### WHAT YOU WILL DO
Please print every one of the rows below, unchanged.

____ TASK INPUT

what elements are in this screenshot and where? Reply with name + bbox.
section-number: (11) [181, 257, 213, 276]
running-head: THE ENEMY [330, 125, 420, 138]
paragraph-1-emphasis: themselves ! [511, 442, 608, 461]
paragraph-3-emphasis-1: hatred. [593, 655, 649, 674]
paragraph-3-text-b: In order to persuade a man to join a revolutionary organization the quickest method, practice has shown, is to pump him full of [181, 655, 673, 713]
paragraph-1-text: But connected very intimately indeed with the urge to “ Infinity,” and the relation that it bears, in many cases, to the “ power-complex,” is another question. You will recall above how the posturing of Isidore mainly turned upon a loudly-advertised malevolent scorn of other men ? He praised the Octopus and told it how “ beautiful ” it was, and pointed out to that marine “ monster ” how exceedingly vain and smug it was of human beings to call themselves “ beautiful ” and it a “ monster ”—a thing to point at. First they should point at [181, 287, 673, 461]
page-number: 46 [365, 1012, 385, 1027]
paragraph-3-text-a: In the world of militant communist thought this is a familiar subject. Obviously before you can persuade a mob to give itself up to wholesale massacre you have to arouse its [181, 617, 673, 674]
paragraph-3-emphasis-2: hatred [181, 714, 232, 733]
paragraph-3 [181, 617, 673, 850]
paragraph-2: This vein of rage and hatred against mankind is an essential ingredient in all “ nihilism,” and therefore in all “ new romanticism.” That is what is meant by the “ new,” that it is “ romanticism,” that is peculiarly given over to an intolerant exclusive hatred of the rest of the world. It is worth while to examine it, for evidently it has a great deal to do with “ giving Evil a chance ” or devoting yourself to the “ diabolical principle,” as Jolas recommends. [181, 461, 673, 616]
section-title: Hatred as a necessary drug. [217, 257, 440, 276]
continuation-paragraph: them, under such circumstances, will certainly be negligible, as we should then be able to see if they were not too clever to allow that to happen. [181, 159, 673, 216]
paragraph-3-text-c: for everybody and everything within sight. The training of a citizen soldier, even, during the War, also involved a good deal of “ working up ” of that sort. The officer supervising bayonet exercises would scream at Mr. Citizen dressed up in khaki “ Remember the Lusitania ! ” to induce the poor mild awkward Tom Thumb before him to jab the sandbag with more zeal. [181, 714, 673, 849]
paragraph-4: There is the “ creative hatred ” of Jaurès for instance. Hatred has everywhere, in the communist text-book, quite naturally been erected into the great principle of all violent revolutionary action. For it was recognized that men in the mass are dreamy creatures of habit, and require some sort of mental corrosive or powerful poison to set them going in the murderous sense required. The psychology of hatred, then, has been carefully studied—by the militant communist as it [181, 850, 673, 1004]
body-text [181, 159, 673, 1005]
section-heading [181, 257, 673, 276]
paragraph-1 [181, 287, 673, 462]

________

### RESULT OF THE EXERCISE
what elements are in this screenshot and where? Reply with name + bbox.
section-number: (11) [181, 257, 213, 276]
running-head: THE ENEMY [330, 125, 420, 138]
paragraph-1-emphasis: themselves ! [511, 442, 608, 461]
paragraph-3-emphasis-1: hatred. [593, 655, 649, 674]
paragraph-3-text-b: In order to persuade a man to join a revolutionary organization the quickest method, practice has shown, is to pump him full of [181, 655, 673, 713]
paragraph-1-text: But connected very intimately indeed with the urge to “ Infinity,” and the relation that it bears, in many cases, to the “ power-complex,” is another question. You will recall above how the posturing of Isidore mainly turned upon a loudly-advertised malevolent scorn of other men ? He praised the Octopus and told it how “ beautiful ” it was, and pointed out to that marine “ monster ” how exceedingly vain and smug it was of human beings to call themselves “ beautiful ” and it a “ monster ”—a thing to point at. First they should point at [181, 287, 673, 461]
page-number: 46 [365, 1012, 385, 1027]
paragraph-3-text-a: In the world of militant communist thought this is a familiar subject. Obviously before you can persuade a mob to give itself up to wholesale massacre you have to arouse its [181, 617, 673, 674]
paragraph-3-emphasis-2: hatred [181, 714, 232, 733]
paragraph-3 [181, 617, 673, 850]
paragraph-2: This vein of rage and hatred against mankind is an essential ingredient in all “ nihilism,” and therefore in all “ new romanticism.” That is what is meant by the “ new,” that it is “ romanticism,” that is peculiarly given over to an intolerant exclusive hatred of the rest of the world. It is worth while to examine it, for evidently it has a great deal to do with “ giving Evil a chance ” or devoting yourself to the “ diabolical principle,” as Jolas recommends. [181, 461, 673, 616]
section-title: Hatred as a necessary drug. [217, 257, 440, 276]
continuation-paragraph: them, under such circumstances, will certainly be negligible, as we should then be able to see if they were not too clever to allow that to happen. [181, 159, 673, 216]
paragraph-3-text-c: for everybody and everything within sight. The training of a citizen soldier, even, during the War, also involved a good deal of “ working up ” of that sort. The officer supervising bayonet exercises would scream at Mr. Citizen dressed up in khaki “ Remember the Lusitania ! ” to induce the poor mild awkward Tom Thumb before him to jab the sandbag with more zeal. [181, 714, 673, 849]
paragraph-4: There is the “ creative hatred ” of Jaurès for instance. Hatred has everywhere, in the communist text-book, quite naturally been erected into the great principle of all violent revolutionary action. For it was recognized that men in the mass are dreamy creatures of habit, and require some sort of mental corrosive or powerful poison to set them going in the murderous sense required. The psychology of hatred, then, has been carefully studied—by the militant communist as it [181, 850, 673, 1004]
body-text [181, 159, 673, 1005]
section-heading [181, 257, 673, 276]
paragraph-1 [181, 287, 673, 462]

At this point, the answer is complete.